* **DESCRIPTION OF THE TASK**
Copy the data exactly as it appears, and do not include any pictures.

:: INPUT FOR THIS TASK

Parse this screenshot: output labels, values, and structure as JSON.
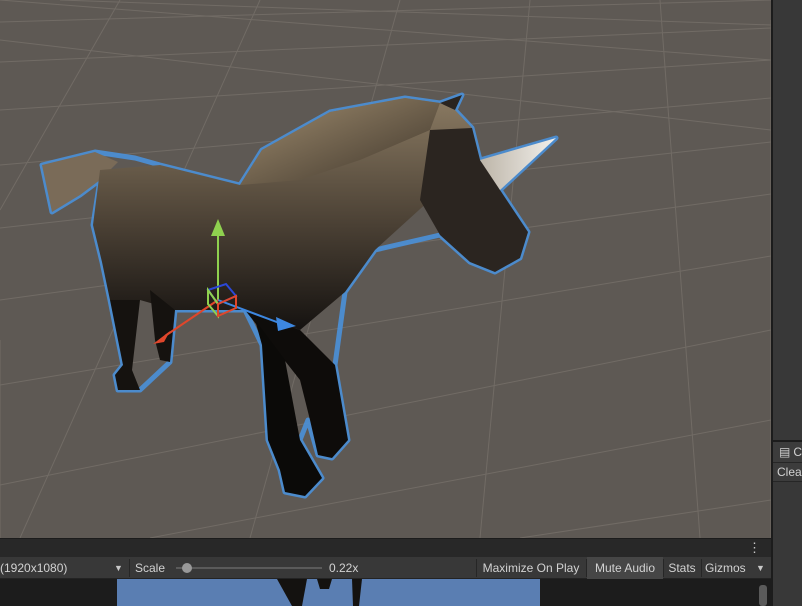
{
  "scene": {
    "object": "unicorn",
    "gizmo": "move-tool",
    "colors": {
      "ground": "#5e5954",
      "grid": "#78726b",
      "selection_outline": "#4a90d9"
    }
  },
  "console": {
    "tab_label": "C",
    "clear_label": "Clea"
  },
  "game_view": {
    "menu_glyph": "⋮",
    "resolution": "(1920x1080)",
    "scale_label": "Scale",
    "scale_value": "0.22x",
    "scale_fraction": 0.04,
    "maximize_on_play": "Maximize On Play",
    "mute_audio": "Mute Audio",
    "stats": "Stats",
    "gizmos": "Gizmos",
    "sky_color": "#5a7eb2"
  }
}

::::

* **WRITTEN SOLUTION**
Parse this screenshot: output labels, values, and structure as JSON.
{
  "scene": {
    "object": "unicorn",
    "gizmo": "move-tool",
    "colors": {
      "ground": "#5e5954",
      "grid": "#78726b",
      "selection_outline": "#4a90d9"
    }
  },
  "console": {
    "tab_label": "C",
    "clear_label": "Clea"
  },
  "game_view": {
    "menu_glyph": "⋮",
    "resolution": "(1920x1080)",
    "scale_label": "Scale",
    "scale_value": "0.22x",
    "scale_fraction": 0.04,
    "maximize_on_play": "Maximize On Play",
    "mute_audio": "Mute Audio",
    "stats": "Stats",
    "gizmos": "Gizmos",
    "sky_color": "#5a7eb2"
  }
}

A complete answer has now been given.